- TASK GOAL -
Filter the entries that follow, copying every line in which the word "Markdown首行缩进" appears.

═══ RECORDS

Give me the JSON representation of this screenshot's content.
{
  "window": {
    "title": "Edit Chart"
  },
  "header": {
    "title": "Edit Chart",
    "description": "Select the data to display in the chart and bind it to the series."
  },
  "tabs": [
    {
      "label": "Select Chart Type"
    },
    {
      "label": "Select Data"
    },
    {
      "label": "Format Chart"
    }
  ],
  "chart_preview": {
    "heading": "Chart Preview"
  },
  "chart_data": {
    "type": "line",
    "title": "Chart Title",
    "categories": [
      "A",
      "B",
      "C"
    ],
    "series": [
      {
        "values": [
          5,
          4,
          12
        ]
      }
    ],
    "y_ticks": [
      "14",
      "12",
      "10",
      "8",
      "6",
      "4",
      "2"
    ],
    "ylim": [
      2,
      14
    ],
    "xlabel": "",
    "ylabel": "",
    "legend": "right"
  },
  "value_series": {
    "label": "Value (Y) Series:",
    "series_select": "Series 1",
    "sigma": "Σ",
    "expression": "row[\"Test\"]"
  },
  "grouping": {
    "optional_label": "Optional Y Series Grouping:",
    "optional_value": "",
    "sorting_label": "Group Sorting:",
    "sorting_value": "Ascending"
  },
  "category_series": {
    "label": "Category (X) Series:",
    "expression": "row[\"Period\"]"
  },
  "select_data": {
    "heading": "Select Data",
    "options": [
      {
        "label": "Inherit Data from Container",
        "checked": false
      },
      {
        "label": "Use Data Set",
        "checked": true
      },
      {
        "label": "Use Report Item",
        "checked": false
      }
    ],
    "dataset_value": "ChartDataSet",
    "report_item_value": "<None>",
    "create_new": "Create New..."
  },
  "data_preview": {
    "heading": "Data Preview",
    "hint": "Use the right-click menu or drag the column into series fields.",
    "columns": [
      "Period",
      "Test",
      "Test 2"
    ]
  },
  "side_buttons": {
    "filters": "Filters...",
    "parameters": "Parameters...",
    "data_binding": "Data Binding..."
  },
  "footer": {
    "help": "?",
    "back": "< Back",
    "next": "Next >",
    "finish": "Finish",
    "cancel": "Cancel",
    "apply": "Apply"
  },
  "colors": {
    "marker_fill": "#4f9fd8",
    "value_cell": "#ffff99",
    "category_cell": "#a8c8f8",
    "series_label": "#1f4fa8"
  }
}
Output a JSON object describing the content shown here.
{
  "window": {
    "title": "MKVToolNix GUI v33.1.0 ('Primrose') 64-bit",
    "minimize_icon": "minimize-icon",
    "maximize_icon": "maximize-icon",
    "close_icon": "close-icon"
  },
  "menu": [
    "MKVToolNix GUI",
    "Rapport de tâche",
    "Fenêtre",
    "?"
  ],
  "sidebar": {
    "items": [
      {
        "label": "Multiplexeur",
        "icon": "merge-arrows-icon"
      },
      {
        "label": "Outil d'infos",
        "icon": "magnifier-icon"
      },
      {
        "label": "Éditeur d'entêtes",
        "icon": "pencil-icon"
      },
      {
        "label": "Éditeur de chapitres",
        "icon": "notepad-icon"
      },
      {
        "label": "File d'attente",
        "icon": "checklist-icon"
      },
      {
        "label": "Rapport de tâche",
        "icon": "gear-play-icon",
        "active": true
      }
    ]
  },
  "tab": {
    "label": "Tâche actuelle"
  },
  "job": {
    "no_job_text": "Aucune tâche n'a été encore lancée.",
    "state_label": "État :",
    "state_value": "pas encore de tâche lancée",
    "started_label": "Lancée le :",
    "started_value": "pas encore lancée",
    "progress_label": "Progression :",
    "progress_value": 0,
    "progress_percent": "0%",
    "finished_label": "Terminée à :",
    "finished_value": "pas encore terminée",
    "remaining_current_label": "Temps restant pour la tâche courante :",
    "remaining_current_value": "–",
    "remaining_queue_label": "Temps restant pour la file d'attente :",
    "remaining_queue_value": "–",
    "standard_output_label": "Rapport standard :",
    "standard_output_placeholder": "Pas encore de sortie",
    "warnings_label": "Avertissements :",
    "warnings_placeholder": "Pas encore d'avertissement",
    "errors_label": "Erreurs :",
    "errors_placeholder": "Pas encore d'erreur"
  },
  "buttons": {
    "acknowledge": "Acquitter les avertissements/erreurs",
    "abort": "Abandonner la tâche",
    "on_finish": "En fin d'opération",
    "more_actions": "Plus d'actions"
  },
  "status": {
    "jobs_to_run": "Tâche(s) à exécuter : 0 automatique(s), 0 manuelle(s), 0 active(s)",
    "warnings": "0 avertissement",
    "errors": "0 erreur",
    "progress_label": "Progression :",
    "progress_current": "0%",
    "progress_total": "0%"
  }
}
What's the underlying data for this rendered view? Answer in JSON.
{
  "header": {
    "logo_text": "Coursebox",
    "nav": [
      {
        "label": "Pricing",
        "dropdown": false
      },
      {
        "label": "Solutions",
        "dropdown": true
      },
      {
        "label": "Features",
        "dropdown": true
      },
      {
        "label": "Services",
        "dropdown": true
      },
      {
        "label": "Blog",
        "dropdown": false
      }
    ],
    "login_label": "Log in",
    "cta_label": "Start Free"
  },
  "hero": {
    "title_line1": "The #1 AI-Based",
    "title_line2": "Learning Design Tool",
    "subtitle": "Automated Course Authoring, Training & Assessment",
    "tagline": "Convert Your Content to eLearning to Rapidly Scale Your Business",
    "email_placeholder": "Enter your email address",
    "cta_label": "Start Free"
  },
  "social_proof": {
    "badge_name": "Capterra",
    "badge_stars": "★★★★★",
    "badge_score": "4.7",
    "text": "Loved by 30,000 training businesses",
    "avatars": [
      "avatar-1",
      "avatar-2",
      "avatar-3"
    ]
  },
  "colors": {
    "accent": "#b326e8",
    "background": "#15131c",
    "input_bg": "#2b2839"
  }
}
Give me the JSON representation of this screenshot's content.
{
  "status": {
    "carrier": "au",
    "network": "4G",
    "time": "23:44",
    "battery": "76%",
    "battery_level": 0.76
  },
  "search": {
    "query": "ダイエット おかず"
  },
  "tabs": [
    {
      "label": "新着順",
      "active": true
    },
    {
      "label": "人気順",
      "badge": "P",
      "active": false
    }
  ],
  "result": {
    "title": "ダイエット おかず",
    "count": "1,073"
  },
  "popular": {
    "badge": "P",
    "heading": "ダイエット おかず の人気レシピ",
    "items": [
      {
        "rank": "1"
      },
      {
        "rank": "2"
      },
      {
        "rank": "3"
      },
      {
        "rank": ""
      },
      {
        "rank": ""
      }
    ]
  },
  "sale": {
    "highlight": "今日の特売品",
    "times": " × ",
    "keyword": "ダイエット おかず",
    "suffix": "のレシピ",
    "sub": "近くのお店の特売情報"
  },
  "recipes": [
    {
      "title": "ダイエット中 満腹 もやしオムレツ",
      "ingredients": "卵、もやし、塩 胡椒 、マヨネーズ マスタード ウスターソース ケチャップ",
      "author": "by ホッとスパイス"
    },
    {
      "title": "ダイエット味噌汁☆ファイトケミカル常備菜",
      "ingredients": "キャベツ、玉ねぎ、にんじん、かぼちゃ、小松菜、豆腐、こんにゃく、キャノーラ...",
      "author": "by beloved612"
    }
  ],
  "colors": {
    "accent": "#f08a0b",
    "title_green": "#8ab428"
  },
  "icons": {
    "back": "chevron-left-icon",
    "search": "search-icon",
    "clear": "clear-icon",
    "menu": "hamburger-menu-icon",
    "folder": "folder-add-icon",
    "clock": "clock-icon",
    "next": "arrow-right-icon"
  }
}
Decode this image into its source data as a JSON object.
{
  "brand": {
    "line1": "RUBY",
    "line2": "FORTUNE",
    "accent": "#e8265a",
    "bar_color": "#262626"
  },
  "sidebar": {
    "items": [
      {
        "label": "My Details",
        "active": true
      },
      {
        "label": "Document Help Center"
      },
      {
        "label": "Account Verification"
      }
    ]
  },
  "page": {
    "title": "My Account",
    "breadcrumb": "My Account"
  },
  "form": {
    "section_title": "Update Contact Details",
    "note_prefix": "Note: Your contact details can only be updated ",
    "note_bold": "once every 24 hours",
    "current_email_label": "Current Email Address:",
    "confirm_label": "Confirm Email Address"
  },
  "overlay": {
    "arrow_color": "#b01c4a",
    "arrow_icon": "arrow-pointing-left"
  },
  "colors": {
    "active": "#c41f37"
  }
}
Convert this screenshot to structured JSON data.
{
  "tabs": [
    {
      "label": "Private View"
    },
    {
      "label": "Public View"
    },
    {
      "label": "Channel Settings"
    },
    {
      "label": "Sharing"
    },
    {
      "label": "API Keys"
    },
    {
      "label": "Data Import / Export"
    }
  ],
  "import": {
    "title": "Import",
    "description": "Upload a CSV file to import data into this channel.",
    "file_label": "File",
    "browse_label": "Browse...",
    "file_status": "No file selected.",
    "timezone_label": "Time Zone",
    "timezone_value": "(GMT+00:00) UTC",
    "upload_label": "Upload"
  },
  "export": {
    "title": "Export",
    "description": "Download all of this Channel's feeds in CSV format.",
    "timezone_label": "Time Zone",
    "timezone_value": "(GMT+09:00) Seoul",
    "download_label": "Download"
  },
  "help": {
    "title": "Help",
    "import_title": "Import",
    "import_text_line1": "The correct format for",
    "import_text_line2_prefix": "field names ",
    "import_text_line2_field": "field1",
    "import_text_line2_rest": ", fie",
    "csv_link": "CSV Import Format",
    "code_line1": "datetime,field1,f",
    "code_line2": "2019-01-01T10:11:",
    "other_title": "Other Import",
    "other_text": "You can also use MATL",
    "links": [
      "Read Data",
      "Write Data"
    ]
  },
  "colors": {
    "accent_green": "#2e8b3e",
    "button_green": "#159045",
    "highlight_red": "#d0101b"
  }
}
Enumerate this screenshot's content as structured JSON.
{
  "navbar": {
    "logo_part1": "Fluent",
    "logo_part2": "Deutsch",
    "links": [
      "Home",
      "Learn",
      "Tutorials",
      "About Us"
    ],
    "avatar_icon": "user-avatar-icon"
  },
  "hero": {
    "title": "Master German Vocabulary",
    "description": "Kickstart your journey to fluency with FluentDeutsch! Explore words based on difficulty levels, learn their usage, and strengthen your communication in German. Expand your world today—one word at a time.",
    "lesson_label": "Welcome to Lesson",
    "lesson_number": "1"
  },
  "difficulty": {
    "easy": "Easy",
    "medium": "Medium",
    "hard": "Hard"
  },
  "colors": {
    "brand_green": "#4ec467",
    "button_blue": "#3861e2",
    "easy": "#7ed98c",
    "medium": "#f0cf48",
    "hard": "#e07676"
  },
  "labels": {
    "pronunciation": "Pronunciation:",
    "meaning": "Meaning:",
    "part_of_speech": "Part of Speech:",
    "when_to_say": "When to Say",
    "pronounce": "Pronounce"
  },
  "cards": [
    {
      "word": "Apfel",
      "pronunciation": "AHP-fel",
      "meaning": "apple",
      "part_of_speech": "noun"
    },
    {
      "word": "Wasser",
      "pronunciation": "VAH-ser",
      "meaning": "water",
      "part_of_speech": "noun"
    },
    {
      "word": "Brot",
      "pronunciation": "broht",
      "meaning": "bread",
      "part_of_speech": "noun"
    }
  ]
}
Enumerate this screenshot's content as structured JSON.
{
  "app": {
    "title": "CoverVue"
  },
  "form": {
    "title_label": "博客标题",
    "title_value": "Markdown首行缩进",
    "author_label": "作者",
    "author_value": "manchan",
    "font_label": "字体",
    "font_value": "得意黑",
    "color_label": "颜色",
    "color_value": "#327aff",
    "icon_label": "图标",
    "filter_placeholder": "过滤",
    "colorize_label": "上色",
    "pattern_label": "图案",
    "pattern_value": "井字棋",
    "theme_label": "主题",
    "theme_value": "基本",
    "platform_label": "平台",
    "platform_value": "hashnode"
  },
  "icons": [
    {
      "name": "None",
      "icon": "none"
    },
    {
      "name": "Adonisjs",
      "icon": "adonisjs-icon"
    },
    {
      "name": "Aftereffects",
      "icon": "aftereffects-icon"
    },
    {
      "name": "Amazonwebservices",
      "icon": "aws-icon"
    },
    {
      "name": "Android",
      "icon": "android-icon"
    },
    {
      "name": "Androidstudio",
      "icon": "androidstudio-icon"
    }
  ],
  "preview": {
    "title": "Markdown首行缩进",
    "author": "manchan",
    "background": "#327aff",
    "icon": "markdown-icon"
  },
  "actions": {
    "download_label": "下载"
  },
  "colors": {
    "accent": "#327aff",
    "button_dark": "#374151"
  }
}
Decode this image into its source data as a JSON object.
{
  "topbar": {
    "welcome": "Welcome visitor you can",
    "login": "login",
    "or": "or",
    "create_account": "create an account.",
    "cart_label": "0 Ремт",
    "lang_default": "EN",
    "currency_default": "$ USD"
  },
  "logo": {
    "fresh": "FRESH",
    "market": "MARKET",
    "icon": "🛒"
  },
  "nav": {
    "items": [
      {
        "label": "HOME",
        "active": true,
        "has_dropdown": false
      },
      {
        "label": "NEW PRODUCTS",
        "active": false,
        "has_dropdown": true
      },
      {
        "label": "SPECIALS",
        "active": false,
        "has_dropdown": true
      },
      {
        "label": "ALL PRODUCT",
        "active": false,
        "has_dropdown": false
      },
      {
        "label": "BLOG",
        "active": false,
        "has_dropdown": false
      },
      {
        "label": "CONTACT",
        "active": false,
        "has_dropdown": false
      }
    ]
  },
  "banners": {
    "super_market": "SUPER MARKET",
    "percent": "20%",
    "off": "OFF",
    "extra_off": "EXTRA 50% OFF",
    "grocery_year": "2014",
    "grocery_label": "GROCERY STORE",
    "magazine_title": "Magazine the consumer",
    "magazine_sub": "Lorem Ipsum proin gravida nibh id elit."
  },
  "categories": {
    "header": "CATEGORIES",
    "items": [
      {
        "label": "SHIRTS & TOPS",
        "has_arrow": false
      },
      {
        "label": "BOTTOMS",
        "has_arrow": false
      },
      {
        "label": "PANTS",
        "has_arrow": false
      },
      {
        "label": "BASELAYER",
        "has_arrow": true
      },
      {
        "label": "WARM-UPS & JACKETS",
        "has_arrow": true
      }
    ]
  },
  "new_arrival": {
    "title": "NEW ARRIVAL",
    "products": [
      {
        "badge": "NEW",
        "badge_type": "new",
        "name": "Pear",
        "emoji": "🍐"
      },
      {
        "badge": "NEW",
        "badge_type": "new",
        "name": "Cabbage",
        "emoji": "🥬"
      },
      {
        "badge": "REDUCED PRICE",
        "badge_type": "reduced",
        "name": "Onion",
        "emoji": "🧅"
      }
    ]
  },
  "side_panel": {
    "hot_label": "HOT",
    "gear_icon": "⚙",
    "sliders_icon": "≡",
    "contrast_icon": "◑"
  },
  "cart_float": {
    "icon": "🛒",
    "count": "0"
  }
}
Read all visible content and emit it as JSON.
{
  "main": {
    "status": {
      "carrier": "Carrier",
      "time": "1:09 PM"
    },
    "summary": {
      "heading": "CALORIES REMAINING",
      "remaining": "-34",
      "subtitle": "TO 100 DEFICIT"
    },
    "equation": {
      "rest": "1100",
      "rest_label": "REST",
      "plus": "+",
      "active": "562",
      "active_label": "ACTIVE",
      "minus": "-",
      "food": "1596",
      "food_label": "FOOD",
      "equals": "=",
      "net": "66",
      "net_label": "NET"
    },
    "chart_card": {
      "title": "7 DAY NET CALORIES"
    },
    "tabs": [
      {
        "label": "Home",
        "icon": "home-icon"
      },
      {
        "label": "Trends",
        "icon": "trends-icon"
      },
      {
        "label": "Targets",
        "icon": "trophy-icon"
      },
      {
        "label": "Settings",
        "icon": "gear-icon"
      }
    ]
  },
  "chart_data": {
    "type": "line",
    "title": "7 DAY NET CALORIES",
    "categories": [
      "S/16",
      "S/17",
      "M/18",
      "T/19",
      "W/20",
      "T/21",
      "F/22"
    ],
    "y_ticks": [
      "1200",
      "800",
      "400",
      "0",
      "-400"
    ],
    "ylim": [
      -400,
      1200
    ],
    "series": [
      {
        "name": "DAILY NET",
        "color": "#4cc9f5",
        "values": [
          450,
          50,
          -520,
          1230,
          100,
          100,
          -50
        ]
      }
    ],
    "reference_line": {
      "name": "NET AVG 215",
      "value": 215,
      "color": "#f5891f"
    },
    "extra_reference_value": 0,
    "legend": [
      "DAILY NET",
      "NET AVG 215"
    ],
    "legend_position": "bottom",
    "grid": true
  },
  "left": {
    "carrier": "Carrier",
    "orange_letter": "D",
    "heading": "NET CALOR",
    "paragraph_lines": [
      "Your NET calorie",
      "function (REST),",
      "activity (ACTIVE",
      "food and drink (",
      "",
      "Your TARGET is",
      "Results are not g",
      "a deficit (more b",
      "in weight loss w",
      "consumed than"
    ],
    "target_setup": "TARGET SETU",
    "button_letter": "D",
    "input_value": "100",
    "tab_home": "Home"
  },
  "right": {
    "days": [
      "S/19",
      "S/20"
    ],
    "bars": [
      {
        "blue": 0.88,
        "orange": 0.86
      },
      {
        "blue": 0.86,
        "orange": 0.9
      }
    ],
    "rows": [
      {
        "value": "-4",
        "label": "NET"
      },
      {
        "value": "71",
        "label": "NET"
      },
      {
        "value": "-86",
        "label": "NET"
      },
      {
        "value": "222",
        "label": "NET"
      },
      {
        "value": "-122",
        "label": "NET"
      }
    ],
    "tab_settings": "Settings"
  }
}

══════

- TASK ANSWER -
    "title_value": "Markdown首行缩进",
    "title": "Markdown首行缩进",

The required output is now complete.